***** MATERIALS PROVIDED

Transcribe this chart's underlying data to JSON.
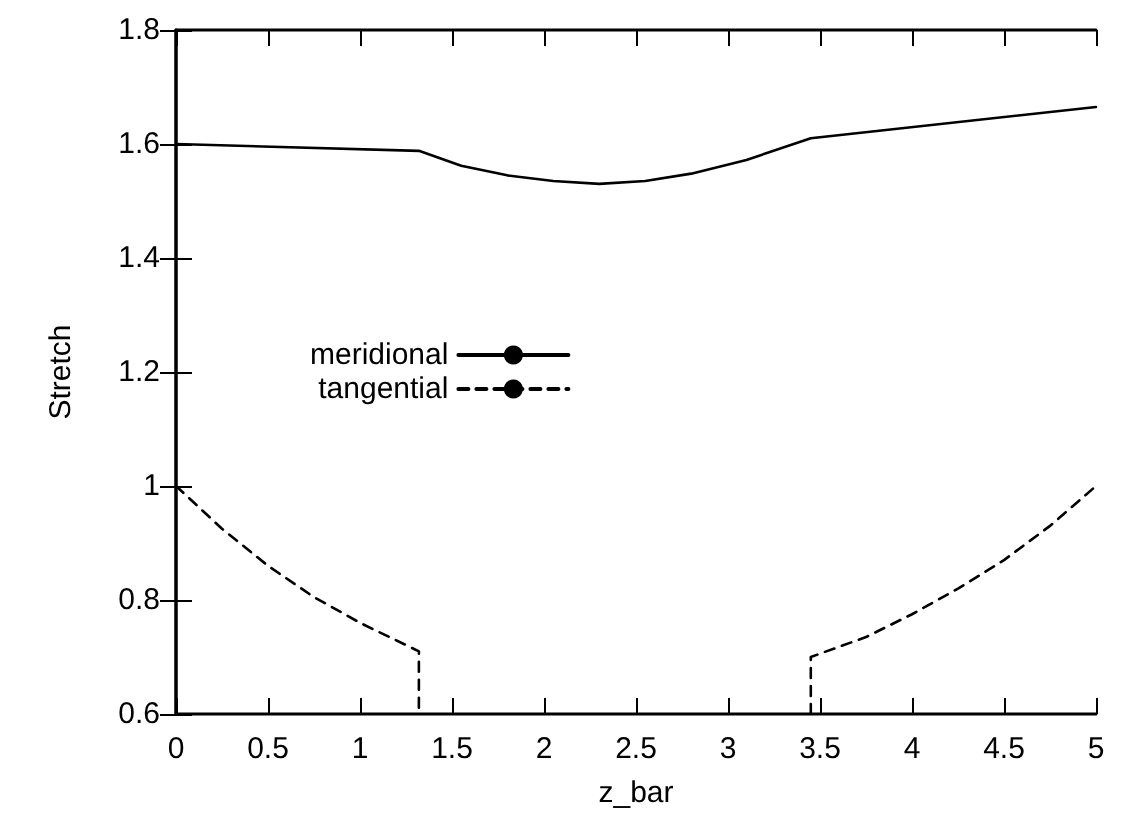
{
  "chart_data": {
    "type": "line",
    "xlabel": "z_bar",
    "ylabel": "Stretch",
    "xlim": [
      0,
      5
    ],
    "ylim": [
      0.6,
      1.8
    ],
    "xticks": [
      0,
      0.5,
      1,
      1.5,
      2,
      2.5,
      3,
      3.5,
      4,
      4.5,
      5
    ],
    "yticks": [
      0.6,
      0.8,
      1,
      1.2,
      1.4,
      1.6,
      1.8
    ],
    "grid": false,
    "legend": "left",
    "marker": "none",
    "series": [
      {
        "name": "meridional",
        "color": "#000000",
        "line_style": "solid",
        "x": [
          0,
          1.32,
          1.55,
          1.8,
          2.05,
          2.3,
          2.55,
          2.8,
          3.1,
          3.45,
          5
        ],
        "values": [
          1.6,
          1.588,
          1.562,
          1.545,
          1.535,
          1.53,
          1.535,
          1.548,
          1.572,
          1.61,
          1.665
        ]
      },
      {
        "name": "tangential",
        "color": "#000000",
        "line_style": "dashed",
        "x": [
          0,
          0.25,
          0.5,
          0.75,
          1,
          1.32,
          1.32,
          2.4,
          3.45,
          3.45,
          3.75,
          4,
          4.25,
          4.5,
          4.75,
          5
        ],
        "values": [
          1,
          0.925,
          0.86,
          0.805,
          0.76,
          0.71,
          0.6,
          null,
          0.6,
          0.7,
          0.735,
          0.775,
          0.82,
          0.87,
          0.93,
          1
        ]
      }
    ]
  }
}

**********

WHAT YOU ARE ASKED TO DO ▸ None of the pictures should appear; repeat the records exactly otherwise.

THE REPLY ▸
Transcribe this chart's underlying data to JSON.
{
  "chart_data": {
    "type": "line",
    "xlabel": "z_bar",
    "ylabel": "Stretch",
    "xlim": [
      0,
      5
    ],
    "ylim": [
      0.6,
      1.8
    ],
    "xticks": [
      0,
      0.5,
      1,
      1.5,
      2,
      2.5,
      3,
      3.5,
      4,
      4.5,
      5
    ],
    "yticks": [
      0.6,
      0.8,
      1,
      1.2,
      1.4,
      1.6,
      1.8
    ],
    "grid": false,
    "legend": "left",
    "marker": "none",
    "series": [
      {
        "name": "meridional",
        "color": "#000000",
        "line_style": "solid",
        "x": [
          0,
          1.32,
          1.55,
          1.8,
          2.05,
          2.3,
          2.55,
          2.8,
          3.1,
          3.45,
          5
        ],
        "values": [
          1.6,
          1.588,
          1.562,
          1.545,
          1.535,
          1.53,
          1.535,
          1.548,
          1.572,
          1.61,
          1.665
        ]
      },
      {
        "name": "tangential",
        "color": "#000000",
        "line_style": "dashed",
        "x": [
          0,
          0.25,
          0.5,
          0.75,
          1,
          1.32,
          1.32,
          2.4,
          3.45,
          3.45,
          3.75,
          4,
          4.25,
          4.5,
          4.75,
          5
        ],
        "values": [
          1,
          0.925,
          0.86,
          0.805,
          0.76,
          0.71,
          0.6,
          null,
          0.6,
          0.7,
          0.735,
          0.775,
          0.82,
          0.87,
          0.93,
          1
        ]
      }
    ]
  }
}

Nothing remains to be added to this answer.